───── EXTRAIT À LIRE ─────

Les types génériques :

Ces types sont plus universels et permettent une approche plus flexible, surtout pour les outils qui ne sont pas strictement IFC.

String

  • Équivalent IFC : IfcLabel, IfcText
  • Différence avec IfcLabel : Peut dépasser 255 caractères
  • Validation possible : Patterns regex

Boolean

  • Équivalent IFC : IfcBoolean
  • Représentation XML : « true » ou « false » uniquement
  • Plus strict : Pas de notation STEP acceptée

Integer

  • Équivalent IFC : IfcInteger
  • Nature : Nombre entier sans décimales
  • Usage : Comptage, indices, numéros d’étage

Real

  • Équivalent IFC : IfcReal
  • Flexibilité : Accepte différents formats de notation

URI (Uniform Resource Identifier)

  • Spécificité : Type spécial pour les références externes
  • Usage principal : Liens vers le buildingSMART Data Dictionary (bSDD)

Règle de décision simple pour choisir le bon type :

  1. Vous validez une propriété IFC standard ou un attribut ? → Utilisez le type IFC natif correspondant
  2. Vous créez une validation personnalisée ? → Utilisez les types génériques pour plus de flexibilité
  3. Vous référencez une classification externe ? → Utilisez URI

Exemple complet combinant plusieurs types de données :

Exemple IDS pour une validation de mur extérieur

Les 4 mécanismes de restriction dans les IDS

Ces mécanismes de restriction sont la colonne vertébrale de la validation IDS, permettant un contrôle automatisé et précis de la qualité des données.

─────

(TÂCHES DE L'EXERCICE)
1/ Résumez en deux phrases l'extrait sur les types génériques.
2/ Répondez aux questions suivantes à partir de l'extrait sur les types génériques.
(a) En quoi le type String diffère-t-il d'IfcLabel ?
(b) Quelles valeurs le type Boolean admet-il en représentation XML ?
(c) Vers quoi pointent principalement les liens du type URI ?
Les items sont un matériau distinct de l'extrait sur les types génériques.

───── DONNÉES EXTRAITES ─────

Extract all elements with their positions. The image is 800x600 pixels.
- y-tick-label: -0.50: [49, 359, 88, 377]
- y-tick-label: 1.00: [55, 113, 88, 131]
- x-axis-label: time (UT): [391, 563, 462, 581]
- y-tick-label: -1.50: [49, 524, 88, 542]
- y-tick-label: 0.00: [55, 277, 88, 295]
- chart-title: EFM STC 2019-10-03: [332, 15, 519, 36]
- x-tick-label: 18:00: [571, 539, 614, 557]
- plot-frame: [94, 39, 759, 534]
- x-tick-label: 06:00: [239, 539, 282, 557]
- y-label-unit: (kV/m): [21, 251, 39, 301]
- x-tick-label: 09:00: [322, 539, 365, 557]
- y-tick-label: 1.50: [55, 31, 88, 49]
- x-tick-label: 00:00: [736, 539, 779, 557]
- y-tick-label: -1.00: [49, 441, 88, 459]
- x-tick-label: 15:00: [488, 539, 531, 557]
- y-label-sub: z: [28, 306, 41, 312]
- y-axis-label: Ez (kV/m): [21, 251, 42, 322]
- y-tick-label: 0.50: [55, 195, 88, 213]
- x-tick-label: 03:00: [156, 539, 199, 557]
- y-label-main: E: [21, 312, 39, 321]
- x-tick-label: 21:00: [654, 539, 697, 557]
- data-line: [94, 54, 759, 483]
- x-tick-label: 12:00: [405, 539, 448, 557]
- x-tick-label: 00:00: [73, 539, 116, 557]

─────

(RÉPONSES PAR TÂCHE)
1/ Les types génériques String, Boolean, Integer, Real et URI sont plus universels et permettent une approche plus flexible, surtout pour les outils qui ne sont pas strictement IFC. Une règle de décision simple recommande le type IFC natif pour valider une propriété IFC standard ou un attribut, les types génériques pour une validation personnalisée et URI pour référencer une classification externe.

2/
(a) Il peut dépasser 255 caractères.
(b) Uniquement « true » ou « false ».
(c) Vers le buildingSMART Data Dictionary (bSDD).